- **Exercise brief**
Your task is to output all the records below, word for word.

----- Record set -----

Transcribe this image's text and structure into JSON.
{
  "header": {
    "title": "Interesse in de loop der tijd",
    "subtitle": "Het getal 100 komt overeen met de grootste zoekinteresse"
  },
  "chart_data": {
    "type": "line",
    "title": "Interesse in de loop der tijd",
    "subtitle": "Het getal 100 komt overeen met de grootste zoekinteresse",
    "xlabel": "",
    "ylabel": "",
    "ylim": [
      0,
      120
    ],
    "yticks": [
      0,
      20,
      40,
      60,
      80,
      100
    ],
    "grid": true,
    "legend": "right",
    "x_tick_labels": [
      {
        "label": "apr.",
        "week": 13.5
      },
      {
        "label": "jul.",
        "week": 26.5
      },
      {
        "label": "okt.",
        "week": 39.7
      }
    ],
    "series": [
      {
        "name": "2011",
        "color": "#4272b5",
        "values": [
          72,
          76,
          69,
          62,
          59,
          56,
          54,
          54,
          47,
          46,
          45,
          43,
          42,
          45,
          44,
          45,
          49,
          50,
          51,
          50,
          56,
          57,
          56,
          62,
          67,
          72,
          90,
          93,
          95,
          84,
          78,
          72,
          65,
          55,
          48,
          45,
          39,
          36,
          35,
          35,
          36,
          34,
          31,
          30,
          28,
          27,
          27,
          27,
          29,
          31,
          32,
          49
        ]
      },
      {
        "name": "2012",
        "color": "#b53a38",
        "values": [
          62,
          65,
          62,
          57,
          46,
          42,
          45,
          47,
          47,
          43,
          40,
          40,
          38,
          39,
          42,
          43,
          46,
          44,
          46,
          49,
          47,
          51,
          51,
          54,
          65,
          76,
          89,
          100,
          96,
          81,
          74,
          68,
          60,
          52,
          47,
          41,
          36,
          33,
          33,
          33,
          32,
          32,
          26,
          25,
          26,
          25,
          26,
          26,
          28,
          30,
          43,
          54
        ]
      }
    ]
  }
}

-----

- **Written response**
Transcribe this image's text and structure into JSON.
{
  "header": {
    "title": "Interesse in de loop der tijd",
    "subtitle": "Het getal 100 komt overeen met de grootste zoekinteresse"
  },
  "chart_data": {
    "type": "line",
    "title": "Interesse in de loop der tijd",
    "subtitle": "Het getal 100 komt overeen met de grootste zoekinteresse",
    "xlabel": "",
    "ylabel": "",
    "ylim": [
      0,
      120
    ],
    "yticks": [
      0,
      20,
      40,
      60,
      80,
      100
    ],
    "grid": true,
    "legend": "right",
    "x_tick_labels": [
      {
        "label": "apr.",
        "week": 13.5
      },
      {
        "label": "jul.",
        "week": 26.5
      },
      {
        "label": "okt.",
        "week": 39.7
      }
    ],
    "series": [
      {
        "name": "2011",
        "color": "#4272b5",
        "values": [
          72,
          76,
          69,
          62,
          59,
          56,
          54,
          54,
          47,
          46,
          45,
          43,
          42,
          45,
          44,
          45,
          49,
          50,
          51,
          50,
          56,
          57,
          56,
          62,
          67,
          72,
          90,
          93,
          95,
          84,
          78,
          72,
          65,
          55,
          48,
          45,
          39,
          36,
          35,
          35,
          36,
          34,
          31,
          30,
          28,
          27,
          27,
          27,
          29,
          31,
          32,
          49
        ]
      },
      {
        "name": "2012",
        "color": "#b53a38",
        "values": [
          62,
          65,
          62,
          57,
          46,
          42,
          45,
          47,
          47,
          43,
          40,
          40,
          38,
          39,
          42,
          43,
          46,
          44,
          46,
          49,
          47,
          51,
          51,
          54,
          65,
          76,
          89,
          100,
          96,
          81,
          74,
          68,
          60,
          52,
          47,
          41,
          36,
          33,
          33,
          33,
          32,
          32,
          26,
          25,
          26,
          25,
          26,
          26,
          28,
          30,
          43,
          54
        ]
      }
    ]
  }
}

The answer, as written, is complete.